WHAT YOU ARE ASKED TO DO
Locate each line below that includes "this" and reproduce it.
========================================================================
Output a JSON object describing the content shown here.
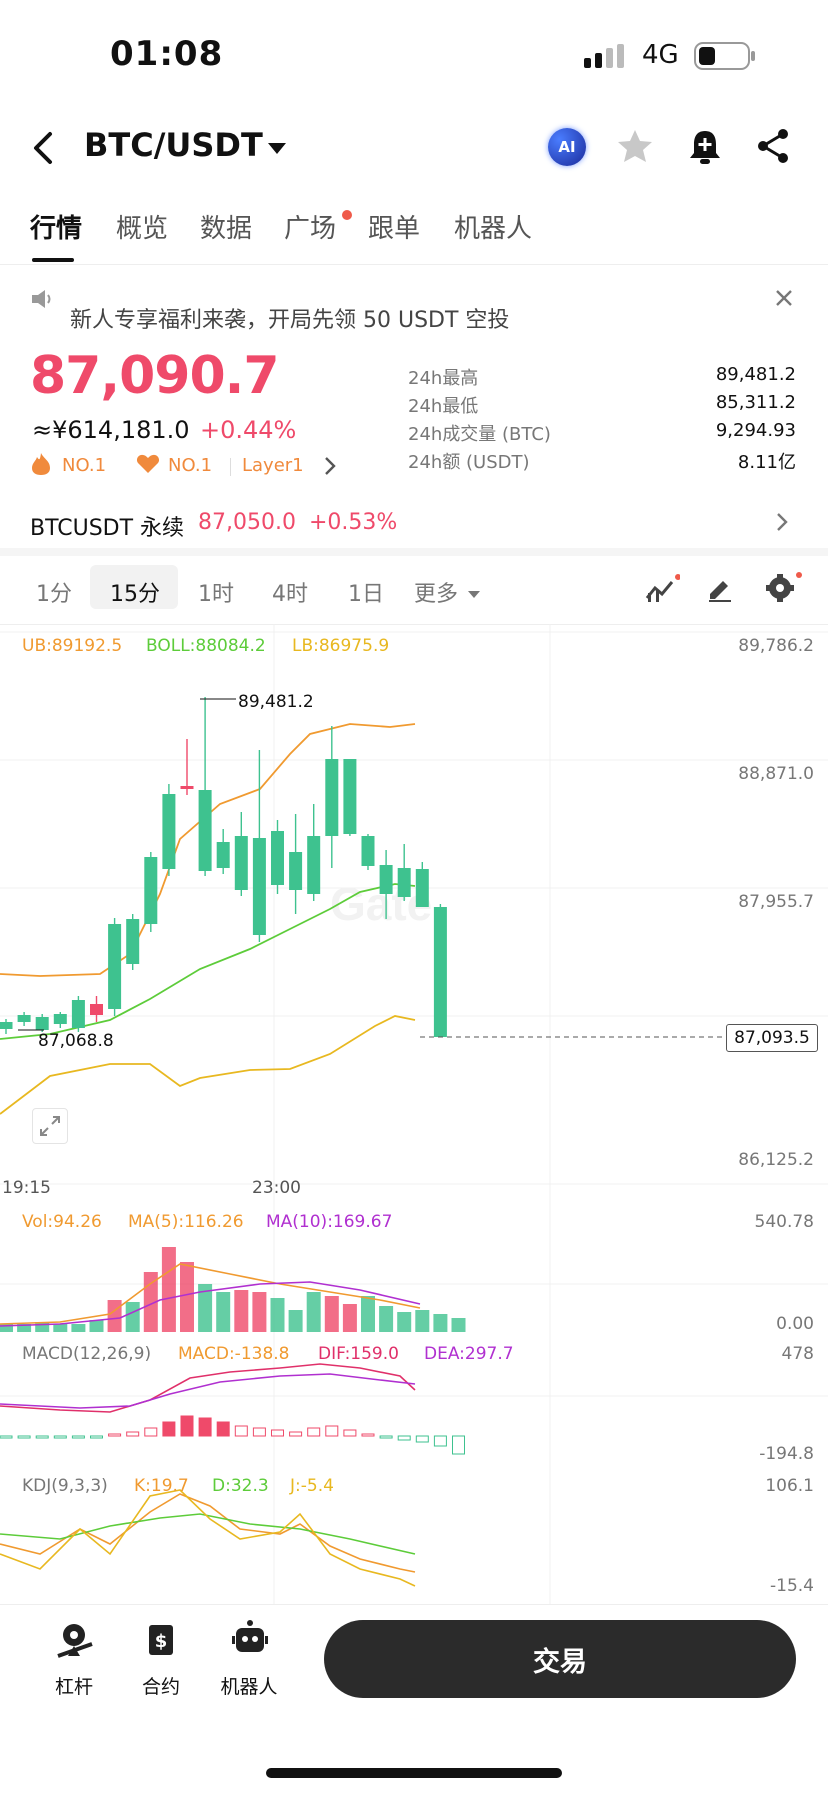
{
  "status": {
    "time": "01:08",
    "network": "4G"
  },
  "nav": {
    "pair": "BTC/USDT",
    "ai": "AI"
  },
  "tabs": [
    "行情",
    "概览",
    "数据",
    "广场",
    "跟单",
    "机器人"
  ],
  "banner": {
    "text": "新人专享福利来袭，开局先领 50 USDT 空投"
  },
  "price": {
    "last": "87,090.7",
    "cny": "≈¥614,181.0",
    "change": "+0.44%",
    "badges": [
      "NO.1",
      "NO.1",
      "Layer1"
    ]
  },
  "stats": [
    {
      "label": "24h最高",
      "value": "89,481.2"
    },
    {
      "label": "24h最低",
      "value": "85,311.2"
    },
    {
      "label": "24h成交量 (BTC)",
      "value": "9,294.93"
    },
    {
      "label": "24h额 (USDT)",
      "value": "8.11亿"
    }
  ],
  "perp": {
    "label": "BTCUSDT 永续",
    "price": "87,050.0",
    "change": "+0.53%"
  },
  "timeframes": [
    "1分",
    "15分",
    "1时",
    "4时",
    "1日",
    "更多"
  ],
  "chart": {
    "boll": {
      "ub": "UB:89192.5",
      "mid": "BOLL:88084.2",
      "lb": "LB:86975.9"
    },
    "y_axis": [
      "89,786.2",
      "88,871.0",
      "87,955.7",
      "86,125.2"
    ],
    "high_marker": "89,481.2",
    "low_marker": "87,068.8",
    "last_price_tag": "87,093.5",
    "x_axis": [
      "19:15",
      "23:00"
    ],
    "watermark": "Gate",
    "vol": {
      "vol": "Vol:94.26",
      "ma5": "MA(5):116.26",
      "ma10": "MA(10):169.67",
      "max": "540.78",
      "min": "0.00"
    },
    "macd": {
      "title": "MACD(12,26,9)",
      "macd": "MACD:-138.8",
      "dif": "DIF:159.0",
      "dea": "DEA:297.7",
      "max": "478",
      "min": "-194.8"
    },
    "kdj": {
      "title": "KDJ(9,3,3)",
      "k": "K:19.7",
      "d": "D:32.3",
      "j": "J:-5.4",
      "max": "106.1",
      "min": "-15.4"
    }
  },
  "colors": {
    "up": "#ef4a6a",
    "down": "#3ec28f",
    "accent_orange": "#f0a020"
  },
  "bottom": {
    "items": [
      "杠杆",
      "合约",
      "机器人"
    ],
    "trade": "交易"
  }
}
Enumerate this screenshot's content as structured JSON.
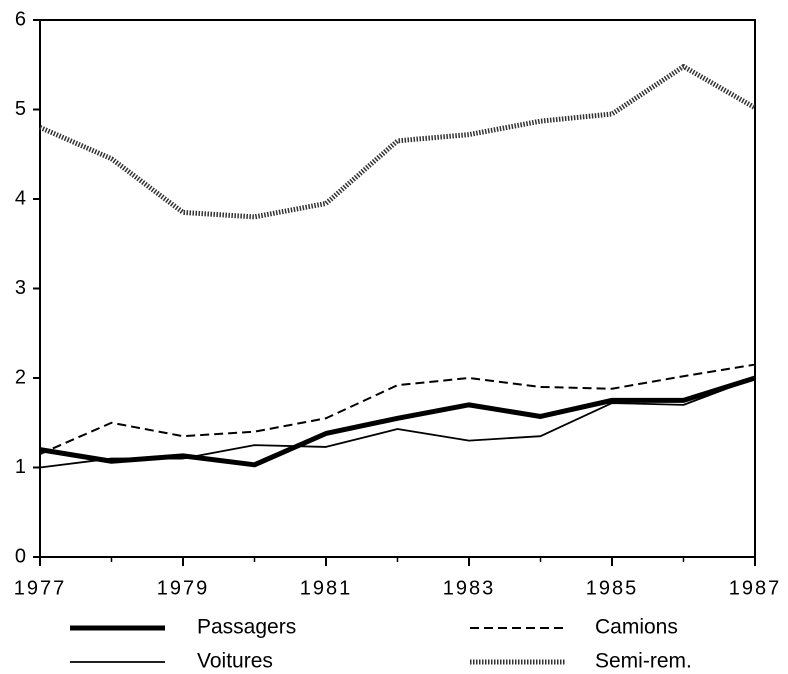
{
  "chart_data": {
    "type": "line",
    "x": [
      1977,
      1978,
      1979,
      1980,
      1981,
      1982,
      1983,
      1984,
      1985,
      1986,
      1987
    ],
    "series": [
      {
        "name": "Passagers",
        "color": "#000",
        "line_style": "thick",
        "values": [
          1.2,
          1.07,
          1.13,
          1.03,
          1.38,
          1.55,
          1.7,
          1.57,
          1.75,
          1.75,
          2.0
        ]
      },
      {
        "name": "Camions",
        "color": "#000",
        "line_style": "dashed",
        "values": [
          1.15,
          1.5,
          1.35,
          1.4,
          1.55,
          1.92,
          2.0,
          1.9,
          1.88,
          2.02,
          2.15
        ]
      },
      {
        "name": "Voitures",
        "color": "#000",
        "line_style": "thin",
        "values": [
          1.0,
          1.1,
          1.1,
          1.25,
          1.23,
          1.43,
          1.3,
          1.35,
          1.72,
          1.7,
          2.0
        ]
      },
      {
        "name": "Semi-rem.",
        "color": "#333",
        "line_style": "dotted",
        "values": [
          4.8,
          4.45,
          3.85,
          3.8,
          3.95,
          4.65,
          4.72,
          4.87,
          4.95,
          5.48,
          5.02
        ]
      }
    ],
    "xlim": [
      1977,
      1987
    ],
    "xticks": [
      1977,
      1979,
      1981,
      1983,
      1985,
      1987
    ],
    "ylim": [
      0,
      6
    ],
    "yticks": [
      0,
      1,
      2,
      3,
      4,
      5,
      6
    ]
  }
}
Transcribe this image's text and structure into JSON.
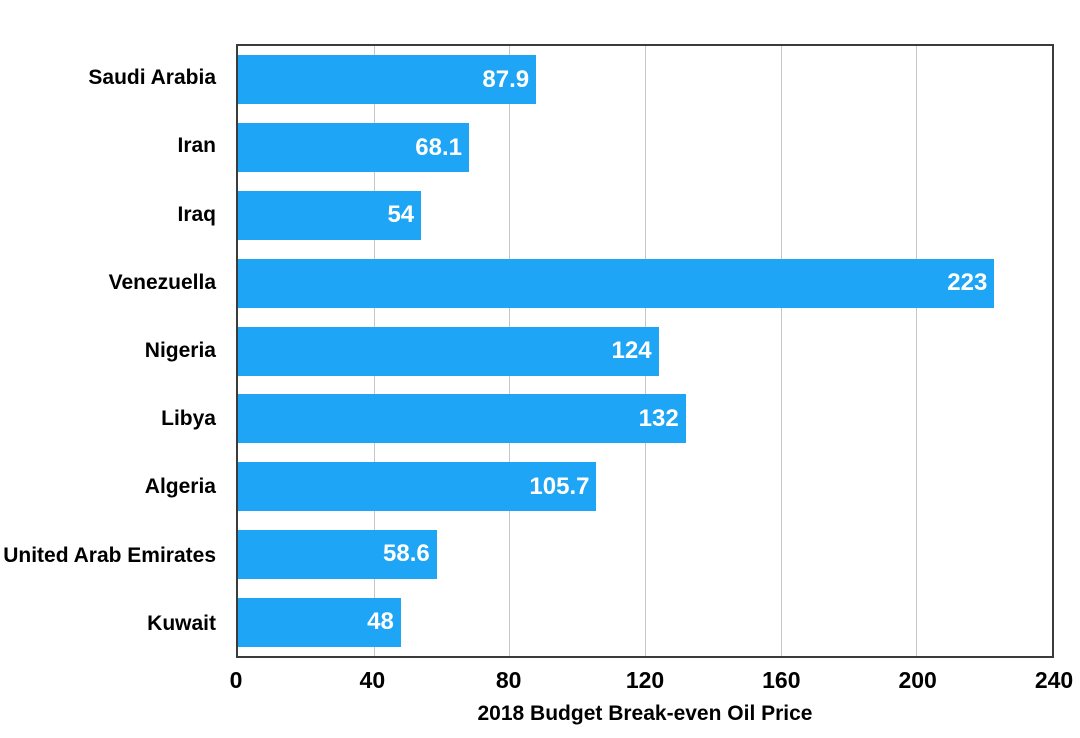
{
  "chart_data": {
    "type": "bar",
    "orientation": "horizontal",
    "title": "",
    "xlabel": "2018 Budget Break-even Oil Price",
    "ylabel": "",
    "categories": [
      "Saudi Arabia",
      "Iran",
      "Iraq",
      "Venezuella",
      "Nigeria",
      "Libya",
      "Algeria",
      "United Arab Emirates",
      "Kuwait"
    ],
    "values": [
      87.9,
      68.1,
      54,
      223,
      124,
      132,
      105.7,
      58.6,
      48
    ],
    "xlim": [
      0,
      240
    ],
    "x_ticks": [
      0,
      40,
      80,
      120,
      160,
      200,
      240
    ],
    "grid": "vertical-gridlines-on",
    "legend": "none",
    "value_label_position": "inside-bar-right-end"
  },
  "colors": {
    "bar": "#1EA5F5",
    "plot_border": "#3B3B3B",
    "gridline": "#C6C6C6",
    "value_text": "#FFFFFF",
    "axis_text": "#000000",
    "bg": "#FFFFFF"
  }
}
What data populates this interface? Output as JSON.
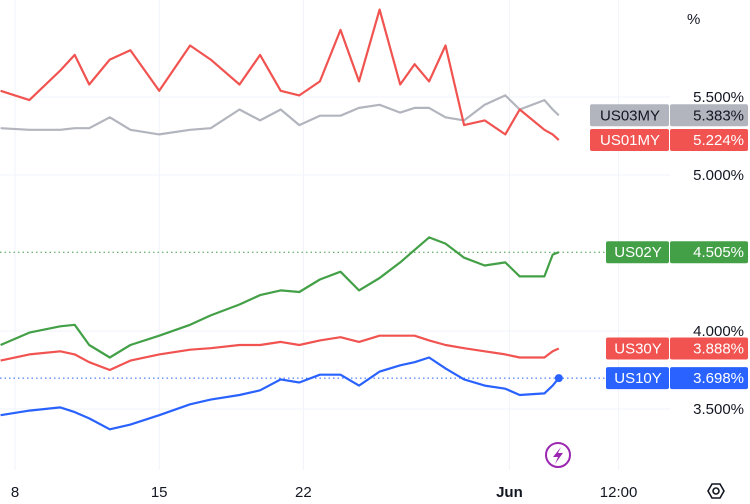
{
  "chart_data": {
    "type": "line",
    "unit_label": "%",
    "x_unit": "days since May 8",
    "x_ticks": [
      {
        "label": "8",
        "x": 0
      },
      {
        "label": "15",
        "x": 7
      },
      {
        "label": "22",
        "x": 14
      },
      {
        "label": "Jun",
        "x": 24
      },
      {
        "label": "12:00",
        "x": 29.3
      }
    ],
    "y_ticks": [
      {
        "label": "5.500%",
        "v": 5.5
      },
      {
        "label": "5.000%",
        "v": 5.0
      },
      {
        "label": "4.000%",
        "v": 4.0
      },
      {
        "label": "3.500%",
        "v": 3.5
      }
    ],
    "ylim": [
      3.25,
      6.12
    ],
    "xlim": [
      -0.73,
      31.5
    ],
    "grid": true,
    "x": [
      -0.7,
      0.7,
      2.2,
      2.9,
      3.6,
      4.6,
      5.6,
      7.0,
      8.5,
      9.5,
      10.9,
      11.9,
      12.9,
      13.8,
      14.8,
      15.8,
      16.7,
      17.7,
      18.7,
      19.4,
      20.1,
      20.9,
      21.8,
      22.8,
      23.8,
      24.5,
      25.7,
      26.1,
      26.4
    ],
    "series": [
      {
        "name": "US03MY",
        "color": "#b2b5be",
        "text_color": "#131722",
        "last": "5.383%",
        "dotted": false,
        "values": [
          5.3,
          5.29,
          5.29,
          5.3,
          5.3,
          5.37,
          5.29,
          5.26,
          5.29,
          5.3,
          5.42,
          5.35,
          5.42,
          5.32,
          5.38,
          5.38,
          5.43,
          5.45,
          5.4,
          5.43,
          5.43,
          5.37,
          5.35,
          5.45,
          5.51,
          5.42,
          5.48,
          5.42,
          5.383
        ]
      },
      {
        "name": "US01MY",
        "color": "#f05350",
        "text_color": "#ffffff",
        "last": "5.224%",
        "dotted": false,
        "values": [
          5.54,
          5.48,
          5.67,
          5.77,
          5.58,
          5.74,
          5.8,
          5.54,
          5.83,
          5.74,
          5.58,
          5.77,
          5.54,
          5.51,
          5.6,
          5.93,
          5.6,
          6.06,
          5.58,
          5.71,
          5.6,
          5.83,
          5.32,
          5.35,
          5.26,
          5.42,
          5.29,
          5.26,
          5.224
        ]
      },
      {
        "name": "US02Y",
        "color": "#43a047",
        "text_color": "#ffffff",
        "last": "4.505%",
        "dotted": true,
        "values": [
          3.91,
          3.99,
          4.03,
          4.04,
          3.91,
          3.83,
          3.91,
          3.97,
          4.04,
          4.1,
          4.17,
          4.23,
          4.26,
          4.25,
          4.33,
          4.38,
          4.26,
          4.34,
          4.44,
          4.52,
          4.6,
          4.56,
          4.47,
          4.42,
          4.44,
          4.35,
          4.35,
          4.49,
          4.505
        ]
      },
      {
        "name": "US30Y",
        "color": "#f05350",
        "text_color": "#ffffff",
        "last": "3.888%",
        "dotted": false,
        "values": [
          3.81,
          3.85,
          3.87,
          3.85,
          3.8,
          3.75,
          3.81,
          3.85,
          3.88,
          3.89,
          3.91,
          3.91,
          3.93,
          3.91,
          3.94,
          3.96,
          3.93,
          3.97,
          3.97,
          3.97,
          3.94,
          3.91,
          3.89,
          3.87,
          3.85,
          3.83,
          3.83,
          3.87,
          3.888
        ]
      },
      {
        "name": "US10Y",
        "color": "#2962ff",
        "text_color": "#ffffff",
        "last": "3.698%",
        "dotted": true,
        "values": [
          3.46,
          3.49,
          3.51,
          3.48,
          3.44,
          3.37,
          3.4,
          3.46,
          3.53,
          3.56,
          3.59,
          3.62,
          3.69,
          3.67,
          3.72,
          3.72,
          3.65,
          3.74,
          3.78,
          3.8,
          3.83,
          3.76,
          3.69,
          3.65,
          3.63,
          3.59,
          3.6,
          3.65,
          3.698
        ]
      }
    ],
    "icons": {
      "event": "lightning-icon",
      "settings": "settings-icon"
    },
    "event_color": "#9c27b0"
  }
}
========================================================================
RESULT OF THE TASK
Enumerate this screenshot's content as structured JSON.
Transcribe this image's text and structure into JSON.
What data populates this interface? Output as JSON.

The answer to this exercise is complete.